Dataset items
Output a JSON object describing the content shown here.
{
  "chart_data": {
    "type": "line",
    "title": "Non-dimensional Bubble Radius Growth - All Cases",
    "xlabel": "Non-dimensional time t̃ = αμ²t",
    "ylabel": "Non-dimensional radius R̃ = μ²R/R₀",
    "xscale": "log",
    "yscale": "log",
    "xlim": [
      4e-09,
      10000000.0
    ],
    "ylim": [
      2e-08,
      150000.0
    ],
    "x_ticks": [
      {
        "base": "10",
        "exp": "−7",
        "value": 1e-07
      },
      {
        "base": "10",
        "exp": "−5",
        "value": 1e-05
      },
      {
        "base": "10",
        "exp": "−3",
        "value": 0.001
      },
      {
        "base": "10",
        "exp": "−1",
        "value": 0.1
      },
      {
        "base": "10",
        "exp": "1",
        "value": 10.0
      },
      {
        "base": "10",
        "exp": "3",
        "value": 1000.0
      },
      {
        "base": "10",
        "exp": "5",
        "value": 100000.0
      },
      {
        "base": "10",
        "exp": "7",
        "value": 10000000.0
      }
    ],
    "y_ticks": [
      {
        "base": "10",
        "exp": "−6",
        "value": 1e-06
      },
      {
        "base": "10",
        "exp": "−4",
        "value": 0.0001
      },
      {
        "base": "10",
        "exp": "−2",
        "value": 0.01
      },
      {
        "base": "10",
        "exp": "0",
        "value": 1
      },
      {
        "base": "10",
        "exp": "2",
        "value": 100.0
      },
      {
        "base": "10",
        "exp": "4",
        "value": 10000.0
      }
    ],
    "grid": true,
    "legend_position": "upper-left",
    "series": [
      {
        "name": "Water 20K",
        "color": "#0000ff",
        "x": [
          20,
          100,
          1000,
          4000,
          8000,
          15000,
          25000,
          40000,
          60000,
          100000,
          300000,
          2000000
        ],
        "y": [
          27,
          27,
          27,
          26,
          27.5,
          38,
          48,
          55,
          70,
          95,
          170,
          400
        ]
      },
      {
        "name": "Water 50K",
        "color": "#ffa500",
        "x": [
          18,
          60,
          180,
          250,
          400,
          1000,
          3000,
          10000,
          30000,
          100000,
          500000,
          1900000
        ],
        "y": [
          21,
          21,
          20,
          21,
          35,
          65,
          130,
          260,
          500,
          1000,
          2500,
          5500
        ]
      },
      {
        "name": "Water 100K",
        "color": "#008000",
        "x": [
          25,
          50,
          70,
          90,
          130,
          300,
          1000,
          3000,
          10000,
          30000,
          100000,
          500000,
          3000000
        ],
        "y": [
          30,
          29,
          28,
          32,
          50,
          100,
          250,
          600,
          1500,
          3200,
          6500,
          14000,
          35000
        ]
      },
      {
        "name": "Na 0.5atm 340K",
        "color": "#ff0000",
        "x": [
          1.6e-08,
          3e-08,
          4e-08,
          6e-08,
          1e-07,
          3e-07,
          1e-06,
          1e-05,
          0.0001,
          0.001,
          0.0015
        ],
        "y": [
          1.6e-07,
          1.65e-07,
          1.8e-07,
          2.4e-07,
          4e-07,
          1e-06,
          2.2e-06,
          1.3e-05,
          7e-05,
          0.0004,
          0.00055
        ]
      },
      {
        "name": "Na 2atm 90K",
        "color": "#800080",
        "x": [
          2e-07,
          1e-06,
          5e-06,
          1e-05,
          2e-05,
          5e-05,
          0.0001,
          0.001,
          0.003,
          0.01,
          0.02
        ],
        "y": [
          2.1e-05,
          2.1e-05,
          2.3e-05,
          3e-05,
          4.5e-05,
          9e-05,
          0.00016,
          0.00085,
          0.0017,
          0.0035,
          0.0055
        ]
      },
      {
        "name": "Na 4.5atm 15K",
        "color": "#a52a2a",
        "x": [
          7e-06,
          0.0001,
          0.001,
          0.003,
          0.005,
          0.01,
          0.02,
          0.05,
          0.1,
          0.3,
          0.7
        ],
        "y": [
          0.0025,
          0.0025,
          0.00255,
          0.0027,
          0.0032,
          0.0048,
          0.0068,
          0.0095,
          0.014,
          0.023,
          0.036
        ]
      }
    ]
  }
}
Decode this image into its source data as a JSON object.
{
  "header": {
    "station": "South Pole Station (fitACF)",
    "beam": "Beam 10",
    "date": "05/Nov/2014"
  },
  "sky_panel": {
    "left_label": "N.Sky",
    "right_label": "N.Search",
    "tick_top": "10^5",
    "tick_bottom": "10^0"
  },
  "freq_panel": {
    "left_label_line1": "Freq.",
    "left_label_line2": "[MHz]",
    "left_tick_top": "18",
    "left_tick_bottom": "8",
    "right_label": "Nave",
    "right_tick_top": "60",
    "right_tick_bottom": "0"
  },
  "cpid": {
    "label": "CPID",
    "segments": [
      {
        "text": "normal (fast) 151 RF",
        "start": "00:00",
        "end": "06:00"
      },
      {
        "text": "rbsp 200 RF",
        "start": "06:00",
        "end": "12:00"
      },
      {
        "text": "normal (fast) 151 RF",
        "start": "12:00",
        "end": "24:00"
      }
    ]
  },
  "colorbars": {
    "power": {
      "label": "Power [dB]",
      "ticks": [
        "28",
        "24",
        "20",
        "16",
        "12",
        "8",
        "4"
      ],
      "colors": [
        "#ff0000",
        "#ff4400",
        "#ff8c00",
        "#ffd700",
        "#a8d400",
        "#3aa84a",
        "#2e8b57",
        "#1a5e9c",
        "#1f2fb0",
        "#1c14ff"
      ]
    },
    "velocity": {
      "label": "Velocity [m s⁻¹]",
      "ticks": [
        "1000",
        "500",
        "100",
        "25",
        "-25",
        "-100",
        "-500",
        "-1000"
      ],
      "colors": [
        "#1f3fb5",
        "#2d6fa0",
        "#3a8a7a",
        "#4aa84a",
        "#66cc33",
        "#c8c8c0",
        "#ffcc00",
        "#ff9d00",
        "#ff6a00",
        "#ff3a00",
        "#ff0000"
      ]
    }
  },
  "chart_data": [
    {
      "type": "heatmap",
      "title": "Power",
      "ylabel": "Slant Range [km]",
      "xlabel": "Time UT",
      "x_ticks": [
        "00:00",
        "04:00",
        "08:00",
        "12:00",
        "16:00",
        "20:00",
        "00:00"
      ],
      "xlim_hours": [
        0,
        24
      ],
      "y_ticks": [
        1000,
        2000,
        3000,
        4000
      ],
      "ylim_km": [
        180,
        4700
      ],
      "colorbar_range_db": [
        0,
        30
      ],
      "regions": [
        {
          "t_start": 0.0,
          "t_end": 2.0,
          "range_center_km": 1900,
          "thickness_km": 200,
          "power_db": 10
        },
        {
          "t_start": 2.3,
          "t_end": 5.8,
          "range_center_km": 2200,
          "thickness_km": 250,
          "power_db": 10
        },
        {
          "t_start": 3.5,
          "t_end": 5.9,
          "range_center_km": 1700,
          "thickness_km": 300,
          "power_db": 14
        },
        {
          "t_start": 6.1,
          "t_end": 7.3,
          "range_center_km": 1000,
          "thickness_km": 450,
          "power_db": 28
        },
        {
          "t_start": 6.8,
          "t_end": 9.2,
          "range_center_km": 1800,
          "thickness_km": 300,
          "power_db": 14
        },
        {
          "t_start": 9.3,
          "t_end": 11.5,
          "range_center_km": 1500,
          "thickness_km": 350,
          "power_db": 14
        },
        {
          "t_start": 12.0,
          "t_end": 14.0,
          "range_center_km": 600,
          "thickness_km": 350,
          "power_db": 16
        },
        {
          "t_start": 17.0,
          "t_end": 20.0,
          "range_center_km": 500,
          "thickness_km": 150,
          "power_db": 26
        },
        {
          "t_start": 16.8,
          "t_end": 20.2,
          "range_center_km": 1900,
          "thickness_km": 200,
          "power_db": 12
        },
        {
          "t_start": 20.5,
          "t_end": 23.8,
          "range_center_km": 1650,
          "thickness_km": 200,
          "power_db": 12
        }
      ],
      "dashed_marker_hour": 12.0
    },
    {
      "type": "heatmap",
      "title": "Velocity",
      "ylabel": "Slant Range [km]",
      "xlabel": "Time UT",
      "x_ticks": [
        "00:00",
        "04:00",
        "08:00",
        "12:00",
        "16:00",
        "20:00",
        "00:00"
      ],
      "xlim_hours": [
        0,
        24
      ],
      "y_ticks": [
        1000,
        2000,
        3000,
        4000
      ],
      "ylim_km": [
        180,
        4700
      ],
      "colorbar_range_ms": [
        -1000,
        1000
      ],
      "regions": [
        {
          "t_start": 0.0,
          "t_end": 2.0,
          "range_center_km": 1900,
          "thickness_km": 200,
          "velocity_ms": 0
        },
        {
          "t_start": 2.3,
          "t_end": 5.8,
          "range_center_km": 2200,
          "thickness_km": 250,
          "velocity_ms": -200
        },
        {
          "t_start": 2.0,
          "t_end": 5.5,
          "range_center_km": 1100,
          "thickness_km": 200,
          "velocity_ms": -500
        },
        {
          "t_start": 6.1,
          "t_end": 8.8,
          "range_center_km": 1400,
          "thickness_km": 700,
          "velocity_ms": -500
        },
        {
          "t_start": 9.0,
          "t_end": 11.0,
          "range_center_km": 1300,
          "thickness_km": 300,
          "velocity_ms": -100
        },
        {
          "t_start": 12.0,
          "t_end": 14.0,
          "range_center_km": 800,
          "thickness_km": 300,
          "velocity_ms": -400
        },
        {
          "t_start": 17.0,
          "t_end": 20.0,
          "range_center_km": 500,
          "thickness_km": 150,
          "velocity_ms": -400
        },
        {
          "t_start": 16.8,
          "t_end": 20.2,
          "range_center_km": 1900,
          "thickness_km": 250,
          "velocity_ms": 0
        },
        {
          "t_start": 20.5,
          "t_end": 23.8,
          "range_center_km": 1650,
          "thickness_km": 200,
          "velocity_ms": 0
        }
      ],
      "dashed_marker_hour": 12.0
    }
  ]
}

* OBJECTIVE
Show each line of the listing that holds the string "JSON".

* OUTPUT OF THE TASK
Output a JSON object describing the content shown here.
Decode this image into its source data as a JSON object.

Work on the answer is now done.